* **Supplied material**
>>

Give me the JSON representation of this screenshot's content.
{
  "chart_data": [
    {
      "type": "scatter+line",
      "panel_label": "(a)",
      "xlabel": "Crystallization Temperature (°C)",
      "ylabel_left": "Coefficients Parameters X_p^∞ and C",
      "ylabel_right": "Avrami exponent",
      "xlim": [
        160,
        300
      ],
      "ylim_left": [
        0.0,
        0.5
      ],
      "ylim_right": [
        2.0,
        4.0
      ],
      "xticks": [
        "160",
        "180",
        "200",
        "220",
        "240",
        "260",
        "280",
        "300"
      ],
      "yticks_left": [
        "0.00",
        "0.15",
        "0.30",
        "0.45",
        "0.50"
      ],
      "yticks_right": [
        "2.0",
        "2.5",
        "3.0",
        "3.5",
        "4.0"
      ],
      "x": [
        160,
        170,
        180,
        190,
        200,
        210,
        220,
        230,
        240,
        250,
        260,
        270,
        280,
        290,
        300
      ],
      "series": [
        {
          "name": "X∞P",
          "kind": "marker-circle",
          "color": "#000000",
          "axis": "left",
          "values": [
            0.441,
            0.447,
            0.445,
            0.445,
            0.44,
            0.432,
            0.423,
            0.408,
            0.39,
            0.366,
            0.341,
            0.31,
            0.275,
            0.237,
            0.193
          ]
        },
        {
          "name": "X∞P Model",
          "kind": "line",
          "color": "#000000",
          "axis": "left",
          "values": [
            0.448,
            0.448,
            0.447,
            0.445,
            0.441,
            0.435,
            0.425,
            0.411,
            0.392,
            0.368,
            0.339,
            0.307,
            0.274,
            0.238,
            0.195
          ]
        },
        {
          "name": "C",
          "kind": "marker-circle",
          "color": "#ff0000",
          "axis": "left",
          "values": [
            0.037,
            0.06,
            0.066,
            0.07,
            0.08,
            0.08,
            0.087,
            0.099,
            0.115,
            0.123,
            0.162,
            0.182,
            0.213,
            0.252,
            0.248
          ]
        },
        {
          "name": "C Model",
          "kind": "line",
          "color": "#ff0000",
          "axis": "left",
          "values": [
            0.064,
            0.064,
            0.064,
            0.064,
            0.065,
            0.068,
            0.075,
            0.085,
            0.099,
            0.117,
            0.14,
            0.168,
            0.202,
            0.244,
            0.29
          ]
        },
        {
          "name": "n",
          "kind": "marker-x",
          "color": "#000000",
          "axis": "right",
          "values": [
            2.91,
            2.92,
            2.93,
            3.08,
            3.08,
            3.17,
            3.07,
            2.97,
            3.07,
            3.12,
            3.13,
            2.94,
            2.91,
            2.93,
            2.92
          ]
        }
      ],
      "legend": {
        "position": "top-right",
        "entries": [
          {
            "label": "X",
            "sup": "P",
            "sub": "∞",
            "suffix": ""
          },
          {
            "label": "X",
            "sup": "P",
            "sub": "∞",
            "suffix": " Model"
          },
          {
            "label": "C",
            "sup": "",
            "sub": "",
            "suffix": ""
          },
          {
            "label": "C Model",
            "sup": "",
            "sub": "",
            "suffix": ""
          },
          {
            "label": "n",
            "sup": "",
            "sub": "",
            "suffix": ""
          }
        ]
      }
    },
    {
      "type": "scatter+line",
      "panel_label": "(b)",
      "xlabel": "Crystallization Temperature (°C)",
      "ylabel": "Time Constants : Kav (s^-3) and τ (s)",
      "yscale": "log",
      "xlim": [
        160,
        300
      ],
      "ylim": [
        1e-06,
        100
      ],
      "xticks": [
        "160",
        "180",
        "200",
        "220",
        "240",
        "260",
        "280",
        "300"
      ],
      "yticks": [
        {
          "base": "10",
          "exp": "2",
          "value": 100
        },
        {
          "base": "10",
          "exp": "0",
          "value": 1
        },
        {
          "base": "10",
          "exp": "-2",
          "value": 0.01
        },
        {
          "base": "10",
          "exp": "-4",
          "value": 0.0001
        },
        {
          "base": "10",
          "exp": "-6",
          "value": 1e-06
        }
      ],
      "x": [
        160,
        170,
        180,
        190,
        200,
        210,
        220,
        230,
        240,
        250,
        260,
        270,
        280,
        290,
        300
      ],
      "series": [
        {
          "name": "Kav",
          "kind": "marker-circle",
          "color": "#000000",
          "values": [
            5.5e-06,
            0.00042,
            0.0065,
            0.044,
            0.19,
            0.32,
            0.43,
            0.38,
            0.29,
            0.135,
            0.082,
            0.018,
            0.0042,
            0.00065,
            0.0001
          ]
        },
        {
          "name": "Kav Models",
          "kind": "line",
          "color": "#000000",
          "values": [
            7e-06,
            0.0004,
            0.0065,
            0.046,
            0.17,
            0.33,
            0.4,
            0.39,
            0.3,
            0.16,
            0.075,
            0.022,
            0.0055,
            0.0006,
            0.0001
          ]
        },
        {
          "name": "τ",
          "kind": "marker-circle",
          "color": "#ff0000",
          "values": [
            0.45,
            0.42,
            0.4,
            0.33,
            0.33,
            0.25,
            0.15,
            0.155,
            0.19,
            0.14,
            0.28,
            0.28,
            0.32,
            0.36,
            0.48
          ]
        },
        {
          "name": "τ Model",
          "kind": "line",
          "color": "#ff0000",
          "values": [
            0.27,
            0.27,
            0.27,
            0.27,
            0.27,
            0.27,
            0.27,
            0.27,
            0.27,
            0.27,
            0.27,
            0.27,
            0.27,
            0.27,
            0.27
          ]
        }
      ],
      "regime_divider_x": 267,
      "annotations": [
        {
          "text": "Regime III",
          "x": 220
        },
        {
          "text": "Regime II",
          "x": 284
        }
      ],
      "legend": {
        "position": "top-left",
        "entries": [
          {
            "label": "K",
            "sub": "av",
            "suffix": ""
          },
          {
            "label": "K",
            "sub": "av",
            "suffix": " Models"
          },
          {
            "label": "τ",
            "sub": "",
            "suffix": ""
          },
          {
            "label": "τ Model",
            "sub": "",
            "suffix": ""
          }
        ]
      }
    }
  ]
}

<<

* **Task statement**
Which lines contain "name"? Show each of them.

* **Response to the exercise**
          "name": "X∞P",
          "name": "X∞P Model",
          "name": "C",
          "name": "C Model",
          "name": "n",
          "name": "Kav",
          "name": "Kav Models",
          "name": "τ",
          "name": "τ Model",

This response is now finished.